» **Data to use**:
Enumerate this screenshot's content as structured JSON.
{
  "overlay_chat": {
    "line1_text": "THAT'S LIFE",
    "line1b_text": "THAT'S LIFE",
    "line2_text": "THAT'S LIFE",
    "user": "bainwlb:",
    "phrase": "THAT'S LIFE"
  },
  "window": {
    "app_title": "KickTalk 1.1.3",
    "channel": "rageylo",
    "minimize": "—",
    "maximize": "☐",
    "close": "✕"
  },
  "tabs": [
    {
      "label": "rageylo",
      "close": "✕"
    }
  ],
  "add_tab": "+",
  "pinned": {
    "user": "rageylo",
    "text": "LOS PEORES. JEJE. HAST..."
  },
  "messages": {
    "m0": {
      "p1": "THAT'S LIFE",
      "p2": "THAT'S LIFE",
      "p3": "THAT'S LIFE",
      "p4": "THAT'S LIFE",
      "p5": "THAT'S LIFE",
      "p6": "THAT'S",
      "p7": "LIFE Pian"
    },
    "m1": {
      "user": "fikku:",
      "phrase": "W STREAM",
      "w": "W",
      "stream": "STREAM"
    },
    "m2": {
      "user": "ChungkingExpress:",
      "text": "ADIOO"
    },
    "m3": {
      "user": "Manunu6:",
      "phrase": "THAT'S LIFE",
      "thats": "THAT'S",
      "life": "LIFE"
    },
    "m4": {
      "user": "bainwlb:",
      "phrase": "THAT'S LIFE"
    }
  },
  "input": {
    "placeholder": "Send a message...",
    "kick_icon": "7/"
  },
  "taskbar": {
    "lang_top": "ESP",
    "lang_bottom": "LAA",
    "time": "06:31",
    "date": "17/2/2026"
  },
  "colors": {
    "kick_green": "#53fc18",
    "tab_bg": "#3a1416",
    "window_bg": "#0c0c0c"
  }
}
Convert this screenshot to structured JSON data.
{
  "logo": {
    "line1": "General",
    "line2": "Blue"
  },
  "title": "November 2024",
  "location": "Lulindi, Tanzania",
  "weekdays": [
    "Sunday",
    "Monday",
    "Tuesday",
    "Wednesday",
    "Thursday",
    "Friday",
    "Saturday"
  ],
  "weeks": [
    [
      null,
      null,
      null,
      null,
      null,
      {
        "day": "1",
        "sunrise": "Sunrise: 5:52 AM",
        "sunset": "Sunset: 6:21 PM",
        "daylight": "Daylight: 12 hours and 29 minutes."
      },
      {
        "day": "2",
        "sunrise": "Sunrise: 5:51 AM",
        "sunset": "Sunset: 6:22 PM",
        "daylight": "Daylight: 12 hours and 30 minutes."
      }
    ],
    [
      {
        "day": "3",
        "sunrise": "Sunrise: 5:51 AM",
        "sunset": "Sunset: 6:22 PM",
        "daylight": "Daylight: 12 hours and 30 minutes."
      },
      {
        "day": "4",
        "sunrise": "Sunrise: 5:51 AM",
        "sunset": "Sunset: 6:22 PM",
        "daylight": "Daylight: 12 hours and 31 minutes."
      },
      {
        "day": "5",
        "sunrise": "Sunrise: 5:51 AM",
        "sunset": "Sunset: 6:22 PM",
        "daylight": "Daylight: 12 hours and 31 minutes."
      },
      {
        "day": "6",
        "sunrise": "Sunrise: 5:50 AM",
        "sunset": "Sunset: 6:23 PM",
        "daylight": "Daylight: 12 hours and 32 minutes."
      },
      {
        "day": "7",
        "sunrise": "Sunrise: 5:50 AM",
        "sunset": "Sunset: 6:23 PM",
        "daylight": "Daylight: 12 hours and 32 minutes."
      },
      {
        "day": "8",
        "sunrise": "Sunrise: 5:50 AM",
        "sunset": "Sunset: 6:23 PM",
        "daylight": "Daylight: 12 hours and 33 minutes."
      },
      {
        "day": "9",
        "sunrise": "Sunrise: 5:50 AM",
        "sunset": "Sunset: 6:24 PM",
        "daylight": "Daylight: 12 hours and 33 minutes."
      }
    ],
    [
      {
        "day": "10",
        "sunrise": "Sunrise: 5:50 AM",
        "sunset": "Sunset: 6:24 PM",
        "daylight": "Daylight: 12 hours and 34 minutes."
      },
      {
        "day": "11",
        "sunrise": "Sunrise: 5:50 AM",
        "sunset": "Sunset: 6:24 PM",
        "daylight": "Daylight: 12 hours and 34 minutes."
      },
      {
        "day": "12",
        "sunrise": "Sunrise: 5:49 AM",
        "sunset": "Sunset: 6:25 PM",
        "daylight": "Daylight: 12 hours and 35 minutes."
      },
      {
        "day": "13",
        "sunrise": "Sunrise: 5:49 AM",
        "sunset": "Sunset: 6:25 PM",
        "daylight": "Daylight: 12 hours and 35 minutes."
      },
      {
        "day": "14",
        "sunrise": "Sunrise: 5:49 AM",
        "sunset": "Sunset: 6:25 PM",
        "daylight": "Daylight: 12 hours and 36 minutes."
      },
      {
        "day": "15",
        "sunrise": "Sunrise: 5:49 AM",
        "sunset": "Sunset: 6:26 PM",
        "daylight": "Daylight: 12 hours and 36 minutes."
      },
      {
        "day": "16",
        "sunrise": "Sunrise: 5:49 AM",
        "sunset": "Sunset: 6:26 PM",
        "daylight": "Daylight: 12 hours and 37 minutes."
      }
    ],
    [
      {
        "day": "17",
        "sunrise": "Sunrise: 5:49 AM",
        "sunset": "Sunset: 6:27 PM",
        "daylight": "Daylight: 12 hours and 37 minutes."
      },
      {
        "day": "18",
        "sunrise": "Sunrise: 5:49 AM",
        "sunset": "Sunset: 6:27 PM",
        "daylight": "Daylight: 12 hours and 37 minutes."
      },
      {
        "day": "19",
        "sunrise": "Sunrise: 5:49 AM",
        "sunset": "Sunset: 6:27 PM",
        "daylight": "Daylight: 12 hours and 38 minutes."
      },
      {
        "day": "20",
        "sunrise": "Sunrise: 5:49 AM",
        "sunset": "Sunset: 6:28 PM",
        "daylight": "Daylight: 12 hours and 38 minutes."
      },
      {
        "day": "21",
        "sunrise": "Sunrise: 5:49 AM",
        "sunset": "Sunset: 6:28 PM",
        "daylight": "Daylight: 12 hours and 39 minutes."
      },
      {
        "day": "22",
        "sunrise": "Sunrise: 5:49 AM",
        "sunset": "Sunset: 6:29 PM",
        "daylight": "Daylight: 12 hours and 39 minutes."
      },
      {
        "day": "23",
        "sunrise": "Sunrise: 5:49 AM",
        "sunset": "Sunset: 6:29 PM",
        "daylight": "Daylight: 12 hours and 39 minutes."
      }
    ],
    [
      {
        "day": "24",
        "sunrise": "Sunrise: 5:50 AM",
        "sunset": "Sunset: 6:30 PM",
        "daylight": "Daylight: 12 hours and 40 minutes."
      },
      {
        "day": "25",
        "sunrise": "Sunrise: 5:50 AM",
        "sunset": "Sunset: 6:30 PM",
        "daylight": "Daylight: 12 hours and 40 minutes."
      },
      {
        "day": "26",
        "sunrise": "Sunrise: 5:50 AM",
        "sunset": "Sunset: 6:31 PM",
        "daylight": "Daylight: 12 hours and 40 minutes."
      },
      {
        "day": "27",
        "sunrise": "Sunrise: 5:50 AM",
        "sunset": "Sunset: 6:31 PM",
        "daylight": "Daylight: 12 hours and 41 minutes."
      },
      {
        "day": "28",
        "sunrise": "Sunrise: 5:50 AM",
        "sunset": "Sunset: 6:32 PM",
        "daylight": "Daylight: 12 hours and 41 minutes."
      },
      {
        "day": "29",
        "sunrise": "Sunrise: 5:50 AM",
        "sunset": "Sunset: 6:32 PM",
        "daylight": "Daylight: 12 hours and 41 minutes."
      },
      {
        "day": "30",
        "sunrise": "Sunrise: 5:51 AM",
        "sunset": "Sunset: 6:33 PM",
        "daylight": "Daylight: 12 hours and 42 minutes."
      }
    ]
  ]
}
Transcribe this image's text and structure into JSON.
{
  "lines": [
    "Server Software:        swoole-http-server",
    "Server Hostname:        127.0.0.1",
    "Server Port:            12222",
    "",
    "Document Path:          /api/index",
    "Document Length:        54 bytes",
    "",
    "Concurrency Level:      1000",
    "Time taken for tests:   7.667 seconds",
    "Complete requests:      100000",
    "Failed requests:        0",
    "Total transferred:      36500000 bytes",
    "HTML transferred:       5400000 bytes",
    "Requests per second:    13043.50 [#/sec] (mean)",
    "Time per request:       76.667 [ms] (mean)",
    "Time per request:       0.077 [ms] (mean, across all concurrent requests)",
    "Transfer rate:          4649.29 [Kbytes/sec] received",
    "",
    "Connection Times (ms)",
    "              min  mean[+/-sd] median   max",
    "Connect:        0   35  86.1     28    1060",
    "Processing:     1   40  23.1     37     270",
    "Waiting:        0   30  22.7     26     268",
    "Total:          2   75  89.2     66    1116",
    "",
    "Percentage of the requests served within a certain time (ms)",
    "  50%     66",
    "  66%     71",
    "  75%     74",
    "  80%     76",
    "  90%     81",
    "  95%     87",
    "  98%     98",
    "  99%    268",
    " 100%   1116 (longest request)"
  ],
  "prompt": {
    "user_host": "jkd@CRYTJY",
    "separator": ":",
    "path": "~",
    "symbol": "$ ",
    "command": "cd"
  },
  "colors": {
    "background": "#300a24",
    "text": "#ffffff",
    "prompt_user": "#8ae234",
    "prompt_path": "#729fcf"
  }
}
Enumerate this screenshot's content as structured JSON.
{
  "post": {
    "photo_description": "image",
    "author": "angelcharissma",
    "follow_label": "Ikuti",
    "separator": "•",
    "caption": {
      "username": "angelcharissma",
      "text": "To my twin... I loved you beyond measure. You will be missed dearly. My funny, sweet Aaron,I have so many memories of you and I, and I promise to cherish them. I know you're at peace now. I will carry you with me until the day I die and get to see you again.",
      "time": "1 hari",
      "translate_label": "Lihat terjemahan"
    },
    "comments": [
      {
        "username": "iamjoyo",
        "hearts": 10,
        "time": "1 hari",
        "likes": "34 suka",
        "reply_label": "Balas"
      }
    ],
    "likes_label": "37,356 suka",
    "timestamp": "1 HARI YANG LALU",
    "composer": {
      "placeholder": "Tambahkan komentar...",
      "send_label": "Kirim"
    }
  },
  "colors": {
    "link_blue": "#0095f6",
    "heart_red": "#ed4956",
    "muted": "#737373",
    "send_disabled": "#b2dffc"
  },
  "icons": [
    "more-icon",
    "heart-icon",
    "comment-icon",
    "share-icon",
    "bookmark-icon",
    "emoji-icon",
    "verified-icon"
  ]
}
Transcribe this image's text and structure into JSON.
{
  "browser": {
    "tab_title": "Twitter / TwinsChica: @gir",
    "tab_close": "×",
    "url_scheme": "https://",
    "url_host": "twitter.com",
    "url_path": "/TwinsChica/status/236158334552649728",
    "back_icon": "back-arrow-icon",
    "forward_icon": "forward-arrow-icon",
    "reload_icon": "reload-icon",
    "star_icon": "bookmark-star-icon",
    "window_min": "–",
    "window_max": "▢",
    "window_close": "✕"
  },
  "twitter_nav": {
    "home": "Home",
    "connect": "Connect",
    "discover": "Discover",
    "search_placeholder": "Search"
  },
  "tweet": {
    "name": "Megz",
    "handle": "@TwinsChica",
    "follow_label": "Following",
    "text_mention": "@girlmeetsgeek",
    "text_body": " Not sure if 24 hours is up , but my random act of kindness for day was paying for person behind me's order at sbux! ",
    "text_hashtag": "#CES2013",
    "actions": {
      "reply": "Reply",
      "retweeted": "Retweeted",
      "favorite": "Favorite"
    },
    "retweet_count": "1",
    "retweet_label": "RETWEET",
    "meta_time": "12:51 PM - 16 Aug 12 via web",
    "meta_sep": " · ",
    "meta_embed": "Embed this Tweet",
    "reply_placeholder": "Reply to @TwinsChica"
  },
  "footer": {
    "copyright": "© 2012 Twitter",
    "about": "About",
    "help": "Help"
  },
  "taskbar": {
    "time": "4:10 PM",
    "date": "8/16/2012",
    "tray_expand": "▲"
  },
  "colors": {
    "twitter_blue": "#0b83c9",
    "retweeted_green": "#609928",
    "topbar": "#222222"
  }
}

» **Goal**: Copy out each line of the entries that holds "Document".

» **In response**:
    "Document Path:          /api/index",
    "Document Length:        54 bytes",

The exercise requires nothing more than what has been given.